• Document extract:
--- START ---
Where the plastics revolution was largely driven by discoveries in organic chemistry, the advanced materials revolution is being driven by discoveries in physics. What this actually means is that new materials are being assembled at the atomic and molecular level.

Functionally, advanced materials can be created using a variety of techniques. One method is to add an advanced material to an existing material in such a way that some of the characteristics of the advanced material are present in the new material. Another is to entirely make something entirely new out of an advanced material, for example a foam made entirely of graphene and air. A third method is to engineer a material at a nano scale to create something with particular properties which do not exist in nature.

Critically, while there are huge strides being made in pure advanced materials technologies, there are thousands of products and processes which are essentially hybrids. Adding graphene nano platelets to polymers can change the strength, conductivity and thermal conductivity of those polymers.

Two dimensional materials, essentially materials which are one atom thick, can be made and then engineered into structures such as films or paints or inks which embody some of the characteristics of those materials.

For example, Graphene 3D Lab makes a 3D printing filament which has graphene nano platelets as part of its structure. The result is a 3D printing medium which is many times stronger than an ordinary polymer filament. Plus, by infusing the polymer with graphene, both its electrical conductivity and its thermal capacities are improved. The Graphene 3D material is available for purchase right now.

Want an invisibility cloak? You will have to wait a bit longer, but advanced materials science is working towards technologies which will control light in remarkable ways. Building nano scale materials which can reflect or bend light to order is already a reality at a lab bench scale. There are several approaches in play. Heating carbon nano tubes to create an artificial mirage is one promising avenue. Another involves making materials which are smaller than the wavelengths of visible light and structuring them in a way which will bend light around an object rather like a rock forces the water in a stream to go around it.

At a more practical level, creating ultra-thin films using graphene or other two dimensional materials allows technologists to impart useful properties to more conventional materials. For example, graphene repels water very effectively. Films or clear paints applied to the glass which clads skyscrapers would mean that glass would not need cleaning. A similar application, but this time in marine paint, would reduce the corrosion and fouling which reduces a ship’s efficiency.
--- END ---
• Records shown:
--- START ---
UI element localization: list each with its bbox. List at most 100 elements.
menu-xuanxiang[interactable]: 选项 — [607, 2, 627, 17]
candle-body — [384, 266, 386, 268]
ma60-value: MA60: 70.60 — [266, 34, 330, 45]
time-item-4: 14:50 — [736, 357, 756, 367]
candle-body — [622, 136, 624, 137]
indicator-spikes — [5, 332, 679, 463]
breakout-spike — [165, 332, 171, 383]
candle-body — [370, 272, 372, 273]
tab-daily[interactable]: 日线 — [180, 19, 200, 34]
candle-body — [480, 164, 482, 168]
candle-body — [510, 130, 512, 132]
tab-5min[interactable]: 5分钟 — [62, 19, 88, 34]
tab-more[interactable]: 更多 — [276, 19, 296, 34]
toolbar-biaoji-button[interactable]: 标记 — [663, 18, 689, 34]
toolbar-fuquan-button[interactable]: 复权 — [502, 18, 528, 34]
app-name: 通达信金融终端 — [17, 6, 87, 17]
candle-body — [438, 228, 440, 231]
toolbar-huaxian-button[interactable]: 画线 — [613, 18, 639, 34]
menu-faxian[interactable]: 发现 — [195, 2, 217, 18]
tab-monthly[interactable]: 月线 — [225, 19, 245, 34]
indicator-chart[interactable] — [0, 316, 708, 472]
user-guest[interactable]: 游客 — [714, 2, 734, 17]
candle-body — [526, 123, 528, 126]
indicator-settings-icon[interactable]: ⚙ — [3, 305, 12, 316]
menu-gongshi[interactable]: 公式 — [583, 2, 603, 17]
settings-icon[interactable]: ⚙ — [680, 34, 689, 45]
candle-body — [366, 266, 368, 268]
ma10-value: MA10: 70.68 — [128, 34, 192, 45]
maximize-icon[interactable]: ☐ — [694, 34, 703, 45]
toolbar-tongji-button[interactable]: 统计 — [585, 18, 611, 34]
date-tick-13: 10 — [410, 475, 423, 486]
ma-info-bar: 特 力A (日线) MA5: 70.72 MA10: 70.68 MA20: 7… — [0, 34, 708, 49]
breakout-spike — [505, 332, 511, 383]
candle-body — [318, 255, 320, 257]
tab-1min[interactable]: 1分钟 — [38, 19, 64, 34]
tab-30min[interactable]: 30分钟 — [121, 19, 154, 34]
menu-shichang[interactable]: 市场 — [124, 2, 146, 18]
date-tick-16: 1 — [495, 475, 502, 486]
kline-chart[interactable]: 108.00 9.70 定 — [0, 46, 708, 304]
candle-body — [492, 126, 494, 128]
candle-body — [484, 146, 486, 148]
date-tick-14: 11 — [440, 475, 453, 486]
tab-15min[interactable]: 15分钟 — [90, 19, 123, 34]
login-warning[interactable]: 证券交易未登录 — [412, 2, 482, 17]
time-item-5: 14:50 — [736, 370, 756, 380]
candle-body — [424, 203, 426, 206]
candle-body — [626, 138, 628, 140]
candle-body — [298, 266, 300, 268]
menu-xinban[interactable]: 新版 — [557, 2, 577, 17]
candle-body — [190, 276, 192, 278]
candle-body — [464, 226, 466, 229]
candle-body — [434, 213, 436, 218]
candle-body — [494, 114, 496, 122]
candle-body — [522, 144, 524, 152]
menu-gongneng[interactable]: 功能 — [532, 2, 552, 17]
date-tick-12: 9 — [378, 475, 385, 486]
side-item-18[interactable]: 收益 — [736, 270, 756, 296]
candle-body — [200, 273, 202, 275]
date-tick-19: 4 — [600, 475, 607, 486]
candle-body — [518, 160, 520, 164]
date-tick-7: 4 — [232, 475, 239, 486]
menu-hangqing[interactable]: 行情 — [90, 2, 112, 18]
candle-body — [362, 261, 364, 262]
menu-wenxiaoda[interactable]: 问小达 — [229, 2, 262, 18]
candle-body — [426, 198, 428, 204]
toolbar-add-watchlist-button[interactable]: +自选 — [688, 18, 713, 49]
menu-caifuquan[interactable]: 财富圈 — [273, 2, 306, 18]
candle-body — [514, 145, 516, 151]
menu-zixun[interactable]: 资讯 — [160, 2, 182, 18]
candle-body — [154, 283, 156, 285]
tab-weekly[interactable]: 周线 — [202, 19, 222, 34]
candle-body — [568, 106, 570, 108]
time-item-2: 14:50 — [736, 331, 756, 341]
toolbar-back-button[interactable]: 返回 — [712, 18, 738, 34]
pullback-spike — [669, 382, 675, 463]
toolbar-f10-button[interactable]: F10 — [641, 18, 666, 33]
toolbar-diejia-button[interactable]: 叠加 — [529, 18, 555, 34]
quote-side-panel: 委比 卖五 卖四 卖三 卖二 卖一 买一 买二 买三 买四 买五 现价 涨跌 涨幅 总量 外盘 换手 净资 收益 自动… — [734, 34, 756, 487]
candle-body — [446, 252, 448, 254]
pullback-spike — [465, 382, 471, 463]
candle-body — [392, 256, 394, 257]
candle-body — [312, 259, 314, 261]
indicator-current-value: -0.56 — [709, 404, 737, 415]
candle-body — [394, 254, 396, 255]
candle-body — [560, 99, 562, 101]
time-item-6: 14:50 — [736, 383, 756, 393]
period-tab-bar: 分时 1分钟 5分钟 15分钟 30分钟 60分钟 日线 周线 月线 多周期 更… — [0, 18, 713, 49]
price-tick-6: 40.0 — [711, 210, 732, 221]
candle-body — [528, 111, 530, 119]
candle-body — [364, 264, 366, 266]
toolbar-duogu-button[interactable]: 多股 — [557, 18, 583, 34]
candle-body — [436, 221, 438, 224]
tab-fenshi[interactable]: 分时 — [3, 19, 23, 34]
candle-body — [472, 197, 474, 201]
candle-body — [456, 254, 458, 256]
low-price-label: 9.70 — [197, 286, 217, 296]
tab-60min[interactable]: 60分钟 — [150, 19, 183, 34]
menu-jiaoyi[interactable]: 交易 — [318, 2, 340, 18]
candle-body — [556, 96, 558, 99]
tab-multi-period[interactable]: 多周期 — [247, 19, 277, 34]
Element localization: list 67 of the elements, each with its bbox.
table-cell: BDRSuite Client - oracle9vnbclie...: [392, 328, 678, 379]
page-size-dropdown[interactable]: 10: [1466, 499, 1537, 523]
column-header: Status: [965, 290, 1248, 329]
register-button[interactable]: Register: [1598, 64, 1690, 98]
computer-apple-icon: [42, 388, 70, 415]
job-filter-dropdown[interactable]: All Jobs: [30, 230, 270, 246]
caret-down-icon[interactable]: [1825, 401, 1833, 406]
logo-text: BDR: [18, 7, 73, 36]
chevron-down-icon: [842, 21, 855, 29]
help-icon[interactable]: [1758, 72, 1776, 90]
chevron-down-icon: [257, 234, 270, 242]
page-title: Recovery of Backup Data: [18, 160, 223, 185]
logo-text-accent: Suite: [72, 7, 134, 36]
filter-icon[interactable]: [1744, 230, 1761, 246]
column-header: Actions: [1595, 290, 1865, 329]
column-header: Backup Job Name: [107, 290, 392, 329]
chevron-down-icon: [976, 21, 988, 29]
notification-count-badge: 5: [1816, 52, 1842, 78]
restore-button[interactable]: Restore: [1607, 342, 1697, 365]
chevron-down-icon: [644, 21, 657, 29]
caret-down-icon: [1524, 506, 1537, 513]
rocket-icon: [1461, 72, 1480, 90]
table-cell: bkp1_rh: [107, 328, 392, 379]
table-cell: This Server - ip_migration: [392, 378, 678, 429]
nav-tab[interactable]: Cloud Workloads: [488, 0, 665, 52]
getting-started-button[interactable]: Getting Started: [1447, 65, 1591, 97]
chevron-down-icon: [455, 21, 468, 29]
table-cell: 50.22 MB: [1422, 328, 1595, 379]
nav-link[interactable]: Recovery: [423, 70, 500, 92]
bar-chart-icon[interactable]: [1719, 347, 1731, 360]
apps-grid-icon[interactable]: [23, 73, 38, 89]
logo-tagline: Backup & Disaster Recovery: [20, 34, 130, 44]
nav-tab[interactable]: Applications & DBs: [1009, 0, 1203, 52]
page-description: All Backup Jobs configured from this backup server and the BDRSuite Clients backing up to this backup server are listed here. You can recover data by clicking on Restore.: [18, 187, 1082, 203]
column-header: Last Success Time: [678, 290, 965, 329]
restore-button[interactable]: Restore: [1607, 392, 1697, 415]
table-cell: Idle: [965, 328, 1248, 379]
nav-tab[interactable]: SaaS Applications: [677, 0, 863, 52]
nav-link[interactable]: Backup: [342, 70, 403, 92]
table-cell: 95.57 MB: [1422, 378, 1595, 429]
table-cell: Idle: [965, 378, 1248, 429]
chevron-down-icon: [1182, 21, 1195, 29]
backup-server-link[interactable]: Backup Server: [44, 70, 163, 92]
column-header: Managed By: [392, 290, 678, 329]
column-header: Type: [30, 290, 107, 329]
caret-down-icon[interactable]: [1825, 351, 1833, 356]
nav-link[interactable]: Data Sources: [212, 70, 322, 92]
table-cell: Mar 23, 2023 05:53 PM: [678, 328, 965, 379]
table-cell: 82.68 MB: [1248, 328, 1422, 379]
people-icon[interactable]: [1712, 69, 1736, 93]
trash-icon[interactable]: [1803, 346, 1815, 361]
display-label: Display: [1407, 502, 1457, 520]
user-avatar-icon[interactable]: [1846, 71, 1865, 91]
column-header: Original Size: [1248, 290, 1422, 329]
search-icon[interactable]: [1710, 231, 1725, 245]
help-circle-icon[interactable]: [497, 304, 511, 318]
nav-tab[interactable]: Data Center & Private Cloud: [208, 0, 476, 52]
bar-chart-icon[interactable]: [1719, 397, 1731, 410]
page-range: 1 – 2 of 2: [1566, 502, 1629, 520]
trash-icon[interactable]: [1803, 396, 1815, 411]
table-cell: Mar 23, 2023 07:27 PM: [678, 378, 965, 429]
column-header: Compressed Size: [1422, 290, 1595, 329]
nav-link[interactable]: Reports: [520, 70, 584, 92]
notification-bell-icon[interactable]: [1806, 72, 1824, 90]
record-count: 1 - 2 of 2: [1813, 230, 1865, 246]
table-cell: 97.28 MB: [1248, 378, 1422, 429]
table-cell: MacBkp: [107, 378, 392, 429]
--- END ---
• Tasks and exercises:
[1] In the advanced materials text, what does adding graphene nano platelets to polymers change?
[2] Carry on the advanced materials text from its final sentence.
These lines have no connection to the advanced materials text.

• Expected results:
[1] It changes the strength, conductivity and thermal conductivity of those polymers.

[2]
Advanced materials technologies are creating products which would be impossible using conventional materials. Textiles which will not stain, polymers which can conduct electricity, room temperature superconductors – there are tens of thousands of applications where advanced materials show great promise in changing the way we understand what can be done.

The history of materials science tells us that when a new class of materials, a new set of tools, is introduced it can take decades for its revolutionary aspects to fully play out. Bakelite was first invented in 1907, synthetic polymers were developed in the 1920s and 1930’s but it was not until the 1950’s that “plastic” in all its many forms became a staple industrial material throughout the world.

Advanced materials on the one hand, are very much where Bakelite was in 1907 – technology which was only gradually being understood and applied. However, unlike 1907, advanced materials technology benefits from a worldwide research and development capacity, huge advances in scientific and engineering technique, and modern computing and communications technology. The knowledge which drives the advanced materials revolution is disseminated quickly. New applications can find markets literally overnight. Rather than decades, advanced materials are set to change the world in a matter of years.

This means we can anticipate nanoscale and smart materials becoming part of our everyday life in the near future, just as happened with plastics in the past. Graphene 3D Lab is positioning its Advanced Materials division to be at the forefront of the commercialization of advanced materials.